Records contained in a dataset

=-=-=-=-=

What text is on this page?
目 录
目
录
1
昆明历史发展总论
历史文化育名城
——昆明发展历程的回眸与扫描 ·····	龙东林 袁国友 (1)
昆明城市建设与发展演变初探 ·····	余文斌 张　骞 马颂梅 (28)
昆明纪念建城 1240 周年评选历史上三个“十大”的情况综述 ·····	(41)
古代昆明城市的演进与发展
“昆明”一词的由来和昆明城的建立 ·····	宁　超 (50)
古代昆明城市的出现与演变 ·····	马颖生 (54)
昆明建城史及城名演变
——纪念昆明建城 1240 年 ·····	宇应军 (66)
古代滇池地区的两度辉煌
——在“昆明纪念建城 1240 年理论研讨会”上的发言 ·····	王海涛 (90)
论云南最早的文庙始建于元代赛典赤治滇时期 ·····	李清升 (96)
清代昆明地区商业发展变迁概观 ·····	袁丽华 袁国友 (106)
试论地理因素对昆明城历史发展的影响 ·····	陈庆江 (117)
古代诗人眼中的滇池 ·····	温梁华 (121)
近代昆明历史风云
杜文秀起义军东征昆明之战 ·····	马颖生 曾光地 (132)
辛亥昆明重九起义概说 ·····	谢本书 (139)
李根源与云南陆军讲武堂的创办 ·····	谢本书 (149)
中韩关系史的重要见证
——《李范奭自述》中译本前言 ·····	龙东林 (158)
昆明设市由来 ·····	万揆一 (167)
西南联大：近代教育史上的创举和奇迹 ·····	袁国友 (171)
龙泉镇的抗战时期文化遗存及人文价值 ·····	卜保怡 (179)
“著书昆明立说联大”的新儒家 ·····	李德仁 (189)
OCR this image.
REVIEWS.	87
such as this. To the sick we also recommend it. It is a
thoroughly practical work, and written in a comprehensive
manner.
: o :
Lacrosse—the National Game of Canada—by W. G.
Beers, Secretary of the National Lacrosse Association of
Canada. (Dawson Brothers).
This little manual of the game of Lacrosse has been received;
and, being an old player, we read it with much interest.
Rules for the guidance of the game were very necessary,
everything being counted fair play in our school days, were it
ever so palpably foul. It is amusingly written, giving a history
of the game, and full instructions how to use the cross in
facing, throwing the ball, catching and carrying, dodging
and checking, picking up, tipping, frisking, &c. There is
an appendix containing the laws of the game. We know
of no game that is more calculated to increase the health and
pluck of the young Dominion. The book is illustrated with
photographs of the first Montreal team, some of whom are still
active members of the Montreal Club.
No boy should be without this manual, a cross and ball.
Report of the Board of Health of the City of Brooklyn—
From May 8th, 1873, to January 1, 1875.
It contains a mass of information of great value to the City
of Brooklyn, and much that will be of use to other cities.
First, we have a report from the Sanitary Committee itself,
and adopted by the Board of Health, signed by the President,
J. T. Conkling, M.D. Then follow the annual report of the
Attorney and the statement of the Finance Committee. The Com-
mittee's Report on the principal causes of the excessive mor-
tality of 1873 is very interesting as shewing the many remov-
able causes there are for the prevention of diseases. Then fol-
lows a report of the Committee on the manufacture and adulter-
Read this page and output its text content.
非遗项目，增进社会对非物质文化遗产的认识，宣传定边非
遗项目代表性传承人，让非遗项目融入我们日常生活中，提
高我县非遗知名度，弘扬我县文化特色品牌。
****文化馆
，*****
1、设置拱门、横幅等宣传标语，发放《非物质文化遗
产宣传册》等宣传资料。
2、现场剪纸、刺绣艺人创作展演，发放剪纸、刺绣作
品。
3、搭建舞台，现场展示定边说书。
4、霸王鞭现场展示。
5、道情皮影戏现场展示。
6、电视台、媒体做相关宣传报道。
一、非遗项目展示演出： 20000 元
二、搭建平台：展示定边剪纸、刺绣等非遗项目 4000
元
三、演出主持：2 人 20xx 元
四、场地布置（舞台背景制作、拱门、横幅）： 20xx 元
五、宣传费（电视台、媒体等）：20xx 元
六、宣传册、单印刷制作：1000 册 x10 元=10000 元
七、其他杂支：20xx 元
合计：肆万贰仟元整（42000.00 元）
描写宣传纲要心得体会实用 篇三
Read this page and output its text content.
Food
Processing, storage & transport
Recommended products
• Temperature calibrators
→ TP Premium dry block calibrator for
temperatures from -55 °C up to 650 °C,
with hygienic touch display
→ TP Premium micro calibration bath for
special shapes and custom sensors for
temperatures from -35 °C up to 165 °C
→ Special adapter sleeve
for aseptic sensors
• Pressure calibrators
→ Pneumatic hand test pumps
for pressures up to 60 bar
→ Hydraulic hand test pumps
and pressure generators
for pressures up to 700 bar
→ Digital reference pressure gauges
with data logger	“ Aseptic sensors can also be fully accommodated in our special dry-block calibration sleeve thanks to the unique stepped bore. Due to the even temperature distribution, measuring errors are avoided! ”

=-=-=-=-=

Task statement:
Collect the lines that hold "ball".

Written response:
facing, throwing the ball, catching and carrying, dodging
No boy should be without this manual, a cross and ball.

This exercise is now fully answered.